What you will do
Print all of the lines exactly. Any picture among them stays out.

[Start of Input data]

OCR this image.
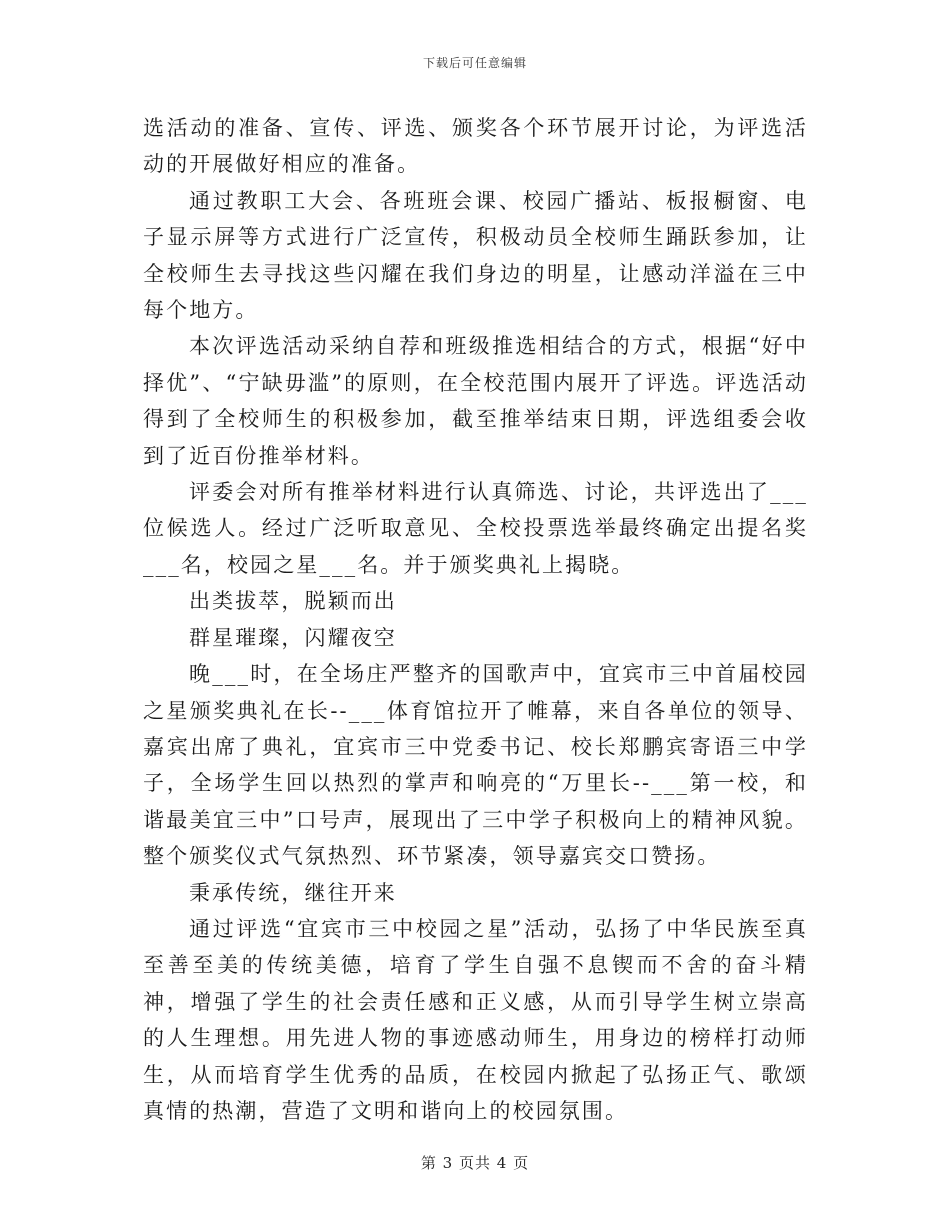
下载后可任意编辑

选活动的准备、宣传、评选、颁奖各个环节展开讨论，为评选活动的开展做好相应的准备。

通过教职工大会、各班班会课、校园广播站、板报橱窗、电子显示屏等方式进行广泛宣传，积极动员全校师生踊跃参加，让全校师生去寻找这些闪耀在我们身边的明星，让感动洋溢在三中每个地方。

本次评选活动采纳自荐和班级推选相结合的方式，根据“好中择优”、“宁缺毋滥”的原则，在全校范围内展开了评选。评选活动得到了全校师生的积极参加，截至推举结束日期，评选组委会收到了近百份推举材料。

评委会对所有推举材料进行认真筛选、讨论，共评选出了___位候选人。经过广泛听取意见、全校投票选举最终确定出提名奖___名，校园之星___名。并于颁奖典礼上揭晓。

出类拔萃，脱颖而出

群星璀璨，闪耀夜空

晚___时，在全场庄严整齐的国歌声中，宜宾市三中首届校园之星颁奖典礼在长--___体育馆拉开了帷幕，来自各单位的领导、嘉宾出席了典礼，宜宾市三中党委书记、校长郑鹏宾寄语三中学子，全场学生回以热烈的掌声和响亮的“万里长--___第一校，和谐最美宜三中”口号声，展现出了三中学子积极向上的精神风貌。整个颁奖仪式气氛热烈、环节紧凑，领导嘉宾交口赞扬。

秉承传统，继往开来

通过评选“宜宾市三中校园之星”活动，弘扬了中华民族至真至善至美的传统美德，培育了学生自强不息锲而不舍的奋斗精神，增强了学生的社会责任感和正义感，从而引导学生树立崇高的人生理想。用先进人物的事迹感动师生，用身边的榜样打动师生，从而培育学生优秀的品质，在校园内掀起了弘扬正气、歌颂真情的热潮，营造了文明和谐向上的校园氛围。

第 3 页共 4 页
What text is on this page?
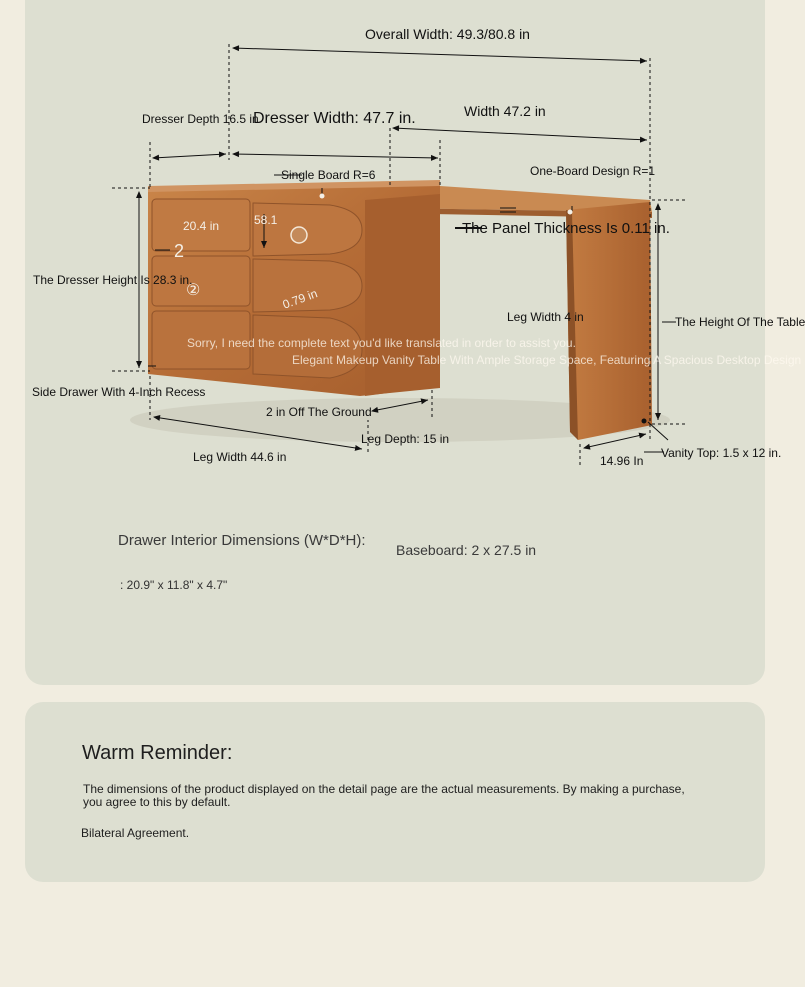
Overall Width: 49.3/80.8 in
Dresser Depth 16.5 in
Dresser Width: 47.7 in.	Width 47.2 in
Single Board R=6	One-Board Design R=1
The Panel Thickness Is 0.11 in.
20.4 in	58.1
2
②
The Dresser Height Is 28.3 in.
0.79 in
Leg Width 4 in	The Height Of The Table
Sorry, I need the complete text you'd like translated in order to assist you.
Elegant Makeup Vanity Table With Ample Storage Space, Featuring A Spacious Desktop Design
Side Drawer With 4-Inch Recess
2 in Off The Ground
Leg Depth: 15 in
Leg Width 44.6 in	14.96 In
Vanity Top: 1.5 x 12 in.
Drawer Interior Dimensions (W*D*H):
: 20.9" x 11.8" x 4.7"
Baseboard: 2 x 27.5 in
Warm Reminder:
The dimensions of the product displayed on the detail page are the actual measurements. By making a purchase, you agree to this by default.
Bilateral Agreement.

[End of Input data]

Solution below
OCR this image.
下载后可任意编辑

选活动的准备、宣传、评选、颁奖各个环节展开讨论，为评选活动的开展做好相应的准备。

通过教职工大会、各班班会课、校园广播站、板报橱窗、电子显示屏等方式进行广泛宣传，积极动员全校师生踊跃参加，让全校师生去寻找这些闪耀在我们身边的明星，让感动洋溢在三中每个地方。

本次评选活动采纳自荐和班级推选相结合的方式，根据“好中择优”、“宁缺毋滥”的原则，在全校范围内展开了评选。评选活动得到了全校师生的积极参加，截至推举结束日期，评选组委会收到了近百份推举材料。

评委会对所有推举材料进行认真筛选、讨论，共评选出了___位候选人。经过广泛听取意见、全校投票选举最终确定出提名奖___名，校园之星___名。并于颁奖典礼上揭晓。

出类拔萃，脱颖而出

群星璀璨，闪耀夜空

晚___时，在全场庄严整齐的国歌声中，宜宾市三中首届校园之星颁奖典礼在长--___体育馆拉开了帷幕，来自各单位的领导、嘉宾出席了典礼，宜宾市三中党委书记、校长郑鹏宾寄语三中学子，全场学生回以热烈的掌声和响亮的“万里长--___第一校，和谐最美宜三中”口号声，展现出了三中学子积极向上的精神风貌。整个颁奖仪式气氛热烈、环节紧凑，领导嘉宾交口赞扬。

秉承传统，继往开来

通过评选“宜宾市三中校园之星”活动，弘扬了中华民族至真至善至美的传统美德，培育了学生自强不息锲而不舍的奋斗精神，增强了学生的社会责任感和正义感，从而引导学生树立崇高的人生理想。用先进人物的事迹感动师生，用身边的榜样打动师生，从而培育学生优秀的品质，在校园内掀起了弘扬正气、歌颂真情的热潮，营造了文明和谐向上的校园氛围。

第 3 页共 4 页
What text is on this page?
Overall Width: 49.3/80.8 in
Dresser Depth 16.5 in
Dresser Width: 47.7 in.	Width 47.2 in
Single Board R=6	One-Board Design R=1
The Panel Thickness Is 0.11 in.
20.4 in	58.1
2
②
The Dresser Height Is 28.3 in.
0.79 in
Leg Width 4 in	The Height Of The Table
Sorry, I need the complete text you'd like translated in order to assist you.
Elegant Makeup Vanity Table With Ample Storage Space, Featuring A Spacious Desktop Design
Side Drawer With 4-Inch Recess
2 in Off The Ground
Leg Depth: 15 in
Leg Width 44.6 in	14.96 In
Vanity Top: 1.5 x 12 in.
Drawer Interior Dimensions (W*D*H):
: 20.9" x 11.8" x 4.7"
Baseboard: 2 x 27.5 in
Warm Reminder:
The dimensions of the product displayed on the detail page are the actual measurements. By making a purchase, you agree to this by default.
Bilateral Agreement.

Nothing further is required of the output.